[Records from a collection of figures]
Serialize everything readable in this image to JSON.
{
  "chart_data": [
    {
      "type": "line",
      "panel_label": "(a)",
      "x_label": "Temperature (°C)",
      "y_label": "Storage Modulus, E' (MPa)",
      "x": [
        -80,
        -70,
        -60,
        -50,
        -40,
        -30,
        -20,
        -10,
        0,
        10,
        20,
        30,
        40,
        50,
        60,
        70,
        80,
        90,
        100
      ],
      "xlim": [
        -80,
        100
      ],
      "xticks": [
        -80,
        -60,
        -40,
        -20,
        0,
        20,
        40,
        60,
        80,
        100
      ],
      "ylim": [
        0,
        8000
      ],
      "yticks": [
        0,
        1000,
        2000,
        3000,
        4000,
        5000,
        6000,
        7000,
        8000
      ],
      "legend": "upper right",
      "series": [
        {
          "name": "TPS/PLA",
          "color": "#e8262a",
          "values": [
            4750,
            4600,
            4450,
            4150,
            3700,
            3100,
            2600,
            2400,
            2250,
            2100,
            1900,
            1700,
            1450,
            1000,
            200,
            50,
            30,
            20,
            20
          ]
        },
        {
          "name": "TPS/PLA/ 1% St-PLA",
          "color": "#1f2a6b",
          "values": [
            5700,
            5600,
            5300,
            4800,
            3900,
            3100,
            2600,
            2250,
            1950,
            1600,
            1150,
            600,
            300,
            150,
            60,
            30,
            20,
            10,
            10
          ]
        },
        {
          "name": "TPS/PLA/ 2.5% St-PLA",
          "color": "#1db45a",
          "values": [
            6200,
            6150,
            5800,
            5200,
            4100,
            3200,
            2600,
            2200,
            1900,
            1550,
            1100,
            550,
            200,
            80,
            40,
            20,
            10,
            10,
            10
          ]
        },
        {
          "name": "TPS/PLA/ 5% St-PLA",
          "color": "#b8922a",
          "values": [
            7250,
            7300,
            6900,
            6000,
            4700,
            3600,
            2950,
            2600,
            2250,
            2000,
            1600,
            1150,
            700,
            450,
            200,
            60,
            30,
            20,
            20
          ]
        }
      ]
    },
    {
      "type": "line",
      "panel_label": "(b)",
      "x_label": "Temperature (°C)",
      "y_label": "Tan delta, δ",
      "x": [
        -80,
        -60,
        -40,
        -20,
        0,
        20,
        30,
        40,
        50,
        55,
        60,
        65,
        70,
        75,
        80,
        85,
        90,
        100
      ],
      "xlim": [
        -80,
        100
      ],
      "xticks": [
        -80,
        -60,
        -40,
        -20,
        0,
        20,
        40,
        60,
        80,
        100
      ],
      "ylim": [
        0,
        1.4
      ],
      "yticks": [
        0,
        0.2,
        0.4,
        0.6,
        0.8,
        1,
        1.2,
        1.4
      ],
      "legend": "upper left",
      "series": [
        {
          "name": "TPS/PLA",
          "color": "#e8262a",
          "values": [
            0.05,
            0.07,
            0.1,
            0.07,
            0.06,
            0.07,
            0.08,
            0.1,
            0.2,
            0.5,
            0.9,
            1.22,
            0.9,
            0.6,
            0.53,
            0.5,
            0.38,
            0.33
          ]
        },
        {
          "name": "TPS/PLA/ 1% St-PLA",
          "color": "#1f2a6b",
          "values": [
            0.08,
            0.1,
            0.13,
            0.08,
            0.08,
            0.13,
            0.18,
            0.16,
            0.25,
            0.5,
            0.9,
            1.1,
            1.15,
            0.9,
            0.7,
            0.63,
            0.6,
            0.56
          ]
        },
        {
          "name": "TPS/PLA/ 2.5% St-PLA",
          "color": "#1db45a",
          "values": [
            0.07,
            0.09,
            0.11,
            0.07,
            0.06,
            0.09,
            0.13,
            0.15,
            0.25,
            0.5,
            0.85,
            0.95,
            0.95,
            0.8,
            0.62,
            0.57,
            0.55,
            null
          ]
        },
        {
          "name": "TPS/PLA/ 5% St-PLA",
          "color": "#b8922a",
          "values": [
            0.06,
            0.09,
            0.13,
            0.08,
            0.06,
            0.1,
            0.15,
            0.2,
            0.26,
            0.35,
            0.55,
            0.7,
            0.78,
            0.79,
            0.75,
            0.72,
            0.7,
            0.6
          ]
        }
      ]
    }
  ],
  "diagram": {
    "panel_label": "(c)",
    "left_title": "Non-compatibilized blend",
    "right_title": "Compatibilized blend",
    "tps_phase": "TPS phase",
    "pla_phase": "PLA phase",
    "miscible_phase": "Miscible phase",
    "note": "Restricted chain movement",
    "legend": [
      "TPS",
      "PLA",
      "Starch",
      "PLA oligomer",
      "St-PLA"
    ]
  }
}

◆ SHORT TASK
Return the whole listing exactly.

◆ TASK SOLUTION
Serialize everything readable in this image to JSON.
{
  "chart_data": [
    {
      "type": "line",
      "panel_label": "(a)",
      "x_label": "Temperature (°C)",
      "y_label": "Storage Modulus, E' (MPa)",
      "x": [
        -80,
        -70,
        -60,
        -50,
        -40,
        -30,
        -20,
        -10,
        0,
        10,
        20,
        30,
        40,
        50,
        60,
        70,
        80,
        90,
        100
      ],
      "xlim": [
        -80,
        100
      ],
      "xticks": [
        -80,
        -60,
        -40,
        -20,
        0,
        20,
        40,
        60,
        80,
        100
      ],
      "ylim": [
        0,
        8000
      ],
      "yticks": [
        0,
        1000,
        2000,
        3000,
        4000,
        5000,
        6000,
        7000,
        8000
      ],
      "legend": "upper right",
      "series": [
        {
          "name": "TPS/PLA",
          "color": "#e8262a",
          "values": [
            4750,
            4600,
            4450,
            4150,
            3700,
            3100,
            2600,
            2400,
            2250,
            2100,
            1900,
            1700,
            1450,
            1000,
            200,
            50,
            30,
            20,
            20
          ]
        },
        {
          "name": "TPS/PLA/ 1% St-PLA",
          "color": "#1f2a6b",
          "values": [
            5700,
            5600,
            5300,
            4800,
            3900,
            3100,
            2600,
            2250,
            1950,
            1600,
            1150,
            600,
            300,
            150,
            60,
            30,
            20,
            10,
            10
          ]
        },
        {
          "name": "TPS/PLA/ 2.5% St-PLA",
          "color": "#1db45a",
          "values": [
            6200,
            6150,
            5800,
            5200,
            4100,
            3200,
            2600,
            2200,
            1900,
            1550,
            1100,
            550,
            200,
            80,
            40,
            20,
            10,
            10,
            10
          ]
        },
        {
          "name": "TPS/PLA/ 5% St-PLA",
          "color": "#b8922a",
          "values": [
            7250,
            7300,
            6900,
            6000,
            4700,
            3600,
            2950,
            2600,
            2250,
            2000,
            1600,
            1150,
            700,
            450,
            200,
            60,
            30,
            20,
            20
          ]
        }
      ]
    },
    {
      "type": "line",
      "panel_label": "(b)",
      "x_label": "Temperature (°C)",
      "y_label": "Tan delta, δ",
      "x": [
        -80,
        -60,
        -40,
        -20,
        0,
        20,
        30,
        40,
        50,
        55,
        60,
        65,
        70,
        75,
        80,
        85,
        90,
        100
      ],
      "xlim": [
        -80,
        100
      ],
      "xticks": [
        -80,
        -60,
        -40,
        -20,
        0,
        20,
        40,
        60,
        80,
        100
      ],
      "ylim": [
        0,
        1.4
      ],
      "yticks": [
        0,
        0.2,
        0.4,
        0.6,
        0.8,
        1,
        1.2,
        1.4
      ],
      "legend": "upper left",
      "series": [
        {
          "name": "TPS/PLA",
          "color": "#e8262a",
          "values": [
            0.05,
            0.07,
            0.1,
            0.07,
            0.06,
            0.07,
            0.08,
            0.1,
            0.2,
            0.5,
            0.9,
            1.22,
            0.9,
            0.6,
            0.53,
            0.5,
            0.38,
            0.33
          ]
        },
        {
          "name": "TPS/PLA/ 1% St-PLA",
          "color": "#1f2a6b",
          "values": [
            0.08,
            0.1,
            0.13,
            0.08,
            0.08,
            0.13,
            0.18,
            0.16,
            0.25,
            0.5,
            0.9,
            1.1,
            1.15,
            0.9,
            0.7,
            0.63,
            0.6,
            0.56
          ]
        },
        {
          "name": "TPS/PLA/ 2.5% St-PLA",
          "color": "#1db45a",
          "values": [
            0.07,
            0.09,
            0.11,
            0.07,
            0.06,
            0.09,
            0.13,
            0.15,
            0.25,
            0.5,
            0.85,
            0.95,
            0.95,
            0.8,
            0.62,
            0.57,
            0.55,
            null
          ]
        },
        {
          "name": "TPS/PLA/ 5% St-PLA",
          "color": "#b8922a",
          "values": [
            0.06,
            0.09,
            0.13,
            0.08,
            0.06,
            0.1,
            0.15,
            0.2,
            0.26,
            0.35,
            0.55,
            0.7,
            0.78,
            0.79,
            0.75,
            0.72,
            0.7,
            0.6
          ]
        }
      ]
    }
  ],
  "diagram": {
    "panel_label": "(c)",
    "left_title": "Non-compatibilized blend",
    "right_title": "Compatibilized blend",
    "tps_phase": "TPS phase",
    "pla_phase": "PLA phase",
    "miscible_phase": "Miscible phase",
    "note": "Restricted chain movement",
    "legend": [
      "TPS",
      "PLA",
      "Starch",
      "PLA oligomer",
      "St-PLA"
    ]
  }
}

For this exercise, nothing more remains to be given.